- [Exercise instructions]: Read through the entries below and return each line with the word "первой".
>> Start Input records
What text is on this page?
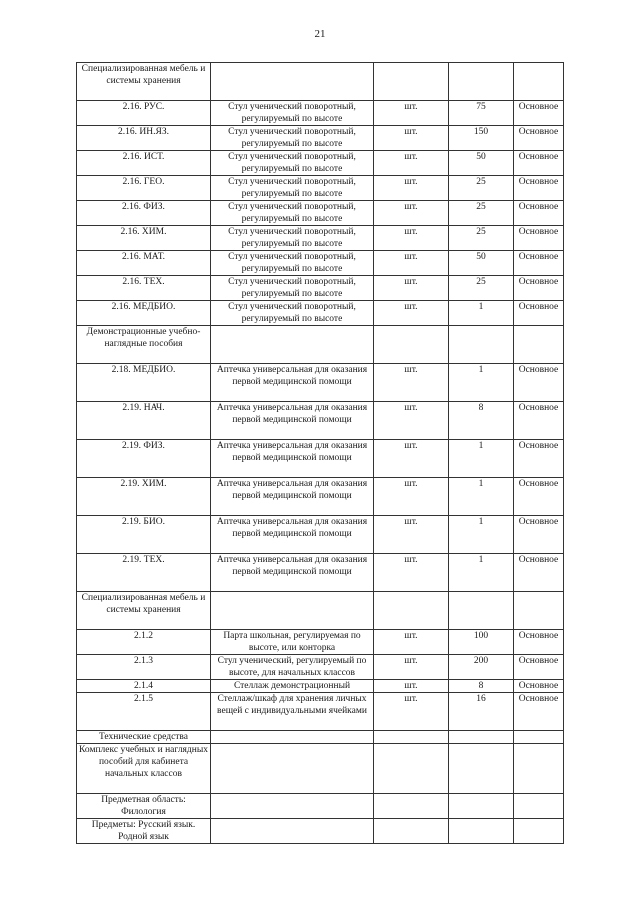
21
Специализированная мебель и системы хранения				
2.16. РУС.	Стул ученический поворотный, регулируемый по высоте	шт.	75	Основное
2.16. ИН.ЯЗ.	Стул ученический поворотный, регулируемый по высоте	шт.	150	Основное
2.16. ИСТ.	Стул ученический поворотный, регулируемый по высоте	шт.	50	Основное
2.16. ГЕО.	Стул ученический поворотный, регулируемый по высоте	шт.	25	Основное
2.16. ФИЗ.	Стул ученический поворотный, регулируемый по высоте	шт.	25	Основное
2.16. ХИМ.	Стул ученический поворотный, регулируемый по высоте	шт.	25	Основное
2.16. МАТ.	Стул ученический поворотный, регулируемый по высоте	шт.	50	Основное
2.16. ТЕХ.	Стул ученический поворотный, регулируемый по высоте	шт.	25	Основное
2.16. МЕДБИО.	Стул ученический поворотный, регулируемый по высоте	шт.	1	Основное
Демонстрационные учебно-наглядные пособия				
2.18. МЕДБИО.	Аптечка универсальная для оказания первой медицинской помощи	шт.	1	Основное
2.19. НАЧ.	Аптечка универсальная для оказания первой медицинской помощи	шт.	8	Основное
2.19. ФИЗ.	Аптечка универсальная для оказания первой медицинской помощи	шт.	1	Основное
2.19. ХИМ.	Аптечка универсальная для оказания первой медицинской помощи	шт.	1	Основное
2.19. БИО.	Аптечка универсальная для оказания первой медицинской помощи	шт.	1	Основное
2.19. ТЕХ.	Аптечка универсальная для оказания первой медицинской помощи	шт.	1	Основное
Специализированная мебель и системы хранения				
2.1.2	Парта школьная, регулируемая по высоте, или конторка	шт.	100	Основное
2.1.3	Стул ученический, регулируемый по высоте, для начальных классов	шт.	200	Основное
2.1.4	Стеллаж демонстрационный	шт.	8	Основное
2.1.5	Стеллаж/шкаф для хранения личных вещей с индивидуальными ячейками	шт.	16	Основное
Технические средства				
Комплекс учебных и наглядных пособий для кабинета начальных классов				
Предметная область: Филология				
Предметы: Русский язык. Родной язык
>> End Input records
- [Expected answer]:
2.18. МЕДБИО.	Аптечка универсальная для оказания первой медицинской помощи	шт.	1	Основное
2.19. НАЧ.	Аптечка универсальная для оказания первой медицинской помощи	шт.	8	Основное
2.19. ФИЗ.	Аптечка универсальная для оказания первой медицинской помощи	шт.	1	Основное
2.19. ХИМ.	Аптечка универсальная для оказания первой медицинской помощи	шт.	1	Основное
2.19. БИО.	Аптечка универсальная для оказания первой медицинской помощи	шт.	1	Основное
2.19. ТЕХ.	Аптечка универсальная для оказания первой медицинской помощи	шт.	1	Основное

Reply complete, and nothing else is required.